DO THIS:
What follows is a set of records; repeat all of them exactly.

PROVIDED ENTRIES:
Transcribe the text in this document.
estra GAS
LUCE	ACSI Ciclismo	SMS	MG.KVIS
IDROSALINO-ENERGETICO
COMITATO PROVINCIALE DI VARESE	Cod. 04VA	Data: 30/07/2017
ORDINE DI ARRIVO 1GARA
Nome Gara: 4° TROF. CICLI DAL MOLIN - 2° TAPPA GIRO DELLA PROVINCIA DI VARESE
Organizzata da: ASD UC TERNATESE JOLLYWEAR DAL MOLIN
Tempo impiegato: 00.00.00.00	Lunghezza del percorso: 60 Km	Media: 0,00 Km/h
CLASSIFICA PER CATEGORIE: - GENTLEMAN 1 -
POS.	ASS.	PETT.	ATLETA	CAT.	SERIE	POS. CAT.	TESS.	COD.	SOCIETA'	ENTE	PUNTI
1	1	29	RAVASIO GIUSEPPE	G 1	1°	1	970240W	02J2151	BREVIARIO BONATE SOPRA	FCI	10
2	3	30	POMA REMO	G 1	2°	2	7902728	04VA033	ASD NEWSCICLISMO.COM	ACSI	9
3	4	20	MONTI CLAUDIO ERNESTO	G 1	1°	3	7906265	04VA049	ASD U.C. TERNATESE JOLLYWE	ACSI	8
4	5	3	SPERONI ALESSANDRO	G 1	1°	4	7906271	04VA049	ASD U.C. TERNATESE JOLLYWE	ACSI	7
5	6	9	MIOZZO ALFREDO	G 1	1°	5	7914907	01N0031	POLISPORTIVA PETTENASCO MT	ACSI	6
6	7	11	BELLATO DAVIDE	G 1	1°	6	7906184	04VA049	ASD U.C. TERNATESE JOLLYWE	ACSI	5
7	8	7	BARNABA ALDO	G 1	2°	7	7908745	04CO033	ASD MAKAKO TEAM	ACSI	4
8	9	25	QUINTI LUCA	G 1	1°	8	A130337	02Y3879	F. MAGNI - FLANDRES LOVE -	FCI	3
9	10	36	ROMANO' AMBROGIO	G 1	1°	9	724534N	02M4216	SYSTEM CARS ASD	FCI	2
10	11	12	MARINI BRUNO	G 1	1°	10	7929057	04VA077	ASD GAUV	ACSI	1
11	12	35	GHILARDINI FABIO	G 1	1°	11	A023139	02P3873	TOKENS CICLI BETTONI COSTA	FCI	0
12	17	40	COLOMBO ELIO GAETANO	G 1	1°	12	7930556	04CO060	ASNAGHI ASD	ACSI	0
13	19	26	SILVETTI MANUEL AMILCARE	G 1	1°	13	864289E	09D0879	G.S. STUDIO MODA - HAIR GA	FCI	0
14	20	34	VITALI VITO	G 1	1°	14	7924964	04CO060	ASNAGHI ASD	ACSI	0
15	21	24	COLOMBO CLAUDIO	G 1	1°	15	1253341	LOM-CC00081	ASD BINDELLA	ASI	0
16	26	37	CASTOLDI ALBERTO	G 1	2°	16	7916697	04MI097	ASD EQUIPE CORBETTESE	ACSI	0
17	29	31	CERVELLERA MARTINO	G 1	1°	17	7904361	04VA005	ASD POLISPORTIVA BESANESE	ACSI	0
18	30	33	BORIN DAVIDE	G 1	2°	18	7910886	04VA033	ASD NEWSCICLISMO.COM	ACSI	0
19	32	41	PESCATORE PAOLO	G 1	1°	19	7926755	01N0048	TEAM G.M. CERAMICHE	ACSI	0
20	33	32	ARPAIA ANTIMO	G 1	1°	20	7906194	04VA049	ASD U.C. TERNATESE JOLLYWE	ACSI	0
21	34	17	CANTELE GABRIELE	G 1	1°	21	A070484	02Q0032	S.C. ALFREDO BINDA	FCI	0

THE RESPONSE:
Transcribe the text in this document.
estra GAS
LUCE	ACSI Ciclismo	SMS	MG.KVIS
IDROSALINO-ENERGETICO
COMITATO PROVINCIALE DI VARESE	Cod. 04VA	Data: 30/07/2017
ORDINE DI ARRIVO 1GARA
Nome Gara: 4° TROF. CICLI DAL MOLIN - 2° TAPPA GIRO DELLA PROVINCIA DI VARESE
Organizzata da: ASD UC TERNATESE JOLLYWEAR DAL MOLIN
Tempo impiegato: 00.00.00.00	Lunghezza del percorso: 60 Km	Media: 0,00 Km/h
CLASSIFICA PER CATEGORIE: - GENTLEMAN 1 -
POS.	ASS.	PETT.	ATLETA	CAT.	SERIE	POS. CAT.	TESS.	COD.	SOCIETA'	ENTE	PUNTI
1	1	29	RAVASIO GIUSEPPE	G 1	1°	1	970240W	02J2151	BREVIARIO BONATE SOPRA	FCI	10
2	3	30	POMA REMO	G 1	2°	2	7902728	04VA033	ASD NEWSCICLISMO.COM	ACSI	9
3	4	20	MONTI CLAUDIO ERNESTO	G 1	1°	3	7906265	04VA049	ASD U.C. TERNATESE JOLLYWE	ACSI	8
4	5	3	SPERONI ALESSANDRO	G 1	1°	4	7906271	04VA049	ASD U.C. TERNATESE JOLLYWE	ACSI	7
5	6	9	MIOZZO ALFREDO	G 1	1°	5	7914907	01N0031	POLISPORTIVA PETTENASCO MT	ACSI	6
6	7	11	BELLATO DAVIDE	G 1	1°	6	7906184	04VA049	ASD U.C. TERNATESE JOLLYWE	ACSI	5
7	8	7	BARNABA ALDO	G 1	2°	7	7908745	04CO033	ASD MAKAKO TEAM	ACSI	4
8	9	25	QUINTI LUCA	G 1	1°	8	A130337	02Y3879	F. MAGNI - FLANDRES LOVE -	FCI	3
9	10	36	ROMANO' AMBROGIO	G 1	1°	9	724534N	02M4216	SYSTEM CARS ASD	FCI	2
10	11	12	MARINI BRUNO	G 1	1°	10	7929057	04VA077	ASD GAUV	ACSI	1
11	12	35	GHILARDINI FABIO	G 1	1°	11	A023139	02P3873	TOKENS CICLI BETTONI COSTA	FCI	0
12	17	40	COLOMBO ELIO GAETANO	G 1	1°	12	7930556	04CO060	ASNAGHI ASD	ACSI	0
13	19	26	SILVETTI MANUEL AMILCARE	G 1	1°	13	864289E	09D0879	G.S. STUDIO MODA - HAIR GA	FCI	0
14	20	34	VITALI VITO	G 1	1°	14	7924964	04CO060	ASNAGHI ASD	ACSI	0
15	21	24	COLOMBO CLAUDIO	G 1	1°	15	1253341	LOM-CC00081	ASD BINDELLA	ASI	0
16	26	37	CASTOLDI ALBERTO	G 1	2°	16	7916697	04MI097	ASD EQUIPE CORBETTESE	ACSI	0
17	29	31	CERVELLERA MARTINO	G 1	1°	17	7904361	04VA005	ASD POLISPORTIVA BESANESE	ACSI	0
18	30	33	BORIN DAVIDE	G 1	2°	18	7910886	04VA033	ASD NEWSCICLISMO.COM	ACSI	0
19	32	41	PESCATORE PAOLO	G 1	1°	19	7926755	01N0048	TEAM G.M. CERAMICHE	ACSI	0
20	33	32	ARPAIA ANTIMO	G 1	1°	20	7906194	04VA049	ASD U.C. TERNATESE JOLLYWE	ACSI	0
21	34	17	CANTELE GABRIELE	G 1	1°	21	A070484	02Q0032	S.C. ALFREDO BINDA	FCI	0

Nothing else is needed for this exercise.